INSTRUCTIONS FOR THE TASK:
Extract, from the listing that follows, each line containing the word "Drug".

GIVEN INFORMATION:
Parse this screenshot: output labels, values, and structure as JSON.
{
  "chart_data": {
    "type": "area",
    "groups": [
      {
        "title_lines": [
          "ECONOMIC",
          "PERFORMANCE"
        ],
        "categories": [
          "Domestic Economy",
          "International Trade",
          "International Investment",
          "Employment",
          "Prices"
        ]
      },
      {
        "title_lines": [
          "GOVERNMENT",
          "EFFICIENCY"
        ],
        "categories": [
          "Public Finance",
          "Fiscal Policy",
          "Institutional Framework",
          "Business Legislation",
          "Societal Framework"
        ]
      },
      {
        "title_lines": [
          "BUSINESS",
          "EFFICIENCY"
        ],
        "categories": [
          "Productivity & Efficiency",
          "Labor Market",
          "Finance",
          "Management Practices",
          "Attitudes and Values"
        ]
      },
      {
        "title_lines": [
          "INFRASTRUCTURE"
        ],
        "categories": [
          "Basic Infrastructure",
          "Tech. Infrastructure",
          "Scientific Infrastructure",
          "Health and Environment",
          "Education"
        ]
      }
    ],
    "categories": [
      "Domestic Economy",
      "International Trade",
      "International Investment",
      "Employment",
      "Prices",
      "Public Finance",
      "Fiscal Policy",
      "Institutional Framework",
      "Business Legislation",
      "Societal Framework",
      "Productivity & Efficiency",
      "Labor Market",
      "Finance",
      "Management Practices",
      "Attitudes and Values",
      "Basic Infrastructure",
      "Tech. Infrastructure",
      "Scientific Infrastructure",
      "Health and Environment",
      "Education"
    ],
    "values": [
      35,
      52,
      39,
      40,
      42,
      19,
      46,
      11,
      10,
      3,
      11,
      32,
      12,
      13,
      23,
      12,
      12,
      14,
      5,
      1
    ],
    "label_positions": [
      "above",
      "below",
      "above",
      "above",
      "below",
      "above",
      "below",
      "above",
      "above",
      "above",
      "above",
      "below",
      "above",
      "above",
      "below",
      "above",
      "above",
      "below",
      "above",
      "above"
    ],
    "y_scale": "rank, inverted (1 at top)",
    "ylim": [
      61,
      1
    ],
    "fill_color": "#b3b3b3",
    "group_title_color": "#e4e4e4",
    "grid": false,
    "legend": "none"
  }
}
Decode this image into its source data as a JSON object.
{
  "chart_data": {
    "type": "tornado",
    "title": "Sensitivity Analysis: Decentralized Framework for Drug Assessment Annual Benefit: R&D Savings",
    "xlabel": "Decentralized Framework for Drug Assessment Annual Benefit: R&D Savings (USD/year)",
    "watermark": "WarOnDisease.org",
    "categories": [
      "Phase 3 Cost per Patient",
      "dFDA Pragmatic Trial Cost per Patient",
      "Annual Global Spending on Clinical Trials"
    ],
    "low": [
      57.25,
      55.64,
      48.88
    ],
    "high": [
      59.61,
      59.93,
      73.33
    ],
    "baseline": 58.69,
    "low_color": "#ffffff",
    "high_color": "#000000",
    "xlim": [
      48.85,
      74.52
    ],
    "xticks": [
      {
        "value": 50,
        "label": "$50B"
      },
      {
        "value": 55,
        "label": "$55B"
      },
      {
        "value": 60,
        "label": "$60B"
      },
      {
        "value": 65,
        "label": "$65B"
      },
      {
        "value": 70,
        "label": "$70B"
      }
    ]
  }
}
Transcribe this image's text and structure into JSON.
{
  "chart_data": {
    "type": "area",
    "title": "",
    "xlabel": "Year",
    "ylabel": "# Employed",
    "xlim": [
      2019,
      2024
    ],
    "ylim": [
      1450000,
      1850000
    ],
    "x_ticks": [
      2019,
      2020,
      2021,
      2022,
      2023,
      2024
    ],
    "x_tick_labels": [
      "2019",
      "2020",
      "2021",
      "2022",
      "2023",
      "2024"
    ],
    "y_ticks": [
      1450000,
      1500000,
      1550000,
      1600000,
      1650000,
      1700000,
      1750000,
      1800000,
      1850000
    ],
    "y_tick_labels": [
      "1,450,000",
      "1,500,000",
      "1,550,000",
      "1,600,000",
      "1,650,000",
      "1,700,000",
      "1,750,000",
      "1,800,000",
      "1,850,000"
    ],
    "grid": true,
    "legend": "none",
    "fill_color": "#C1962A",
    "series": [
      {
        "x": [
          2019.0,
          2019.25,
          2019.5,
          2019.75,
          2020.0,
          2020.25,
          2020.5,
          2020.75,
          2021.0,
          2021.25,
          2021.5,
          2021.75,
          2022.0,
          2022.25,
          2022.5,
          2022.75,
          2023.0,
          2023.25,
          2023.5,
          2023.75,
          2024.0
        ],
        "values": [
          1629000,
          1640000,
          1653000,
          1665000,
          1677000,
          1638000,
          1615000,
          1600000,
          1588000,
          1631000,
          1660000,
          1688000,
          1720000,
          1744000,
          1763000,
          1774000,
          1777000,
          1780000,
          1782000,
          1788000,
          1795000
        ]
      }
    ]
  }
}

ANSWER FOR THE TASK:
    "title": "Sensitivity Analysis: Decentralized Framework for Drug Assessment Annual Benefit: R&D Savings",
    "xlabel": "Decentralized Framework for Drug Assessment Annual Benefit: R&D Savings (USD/year)",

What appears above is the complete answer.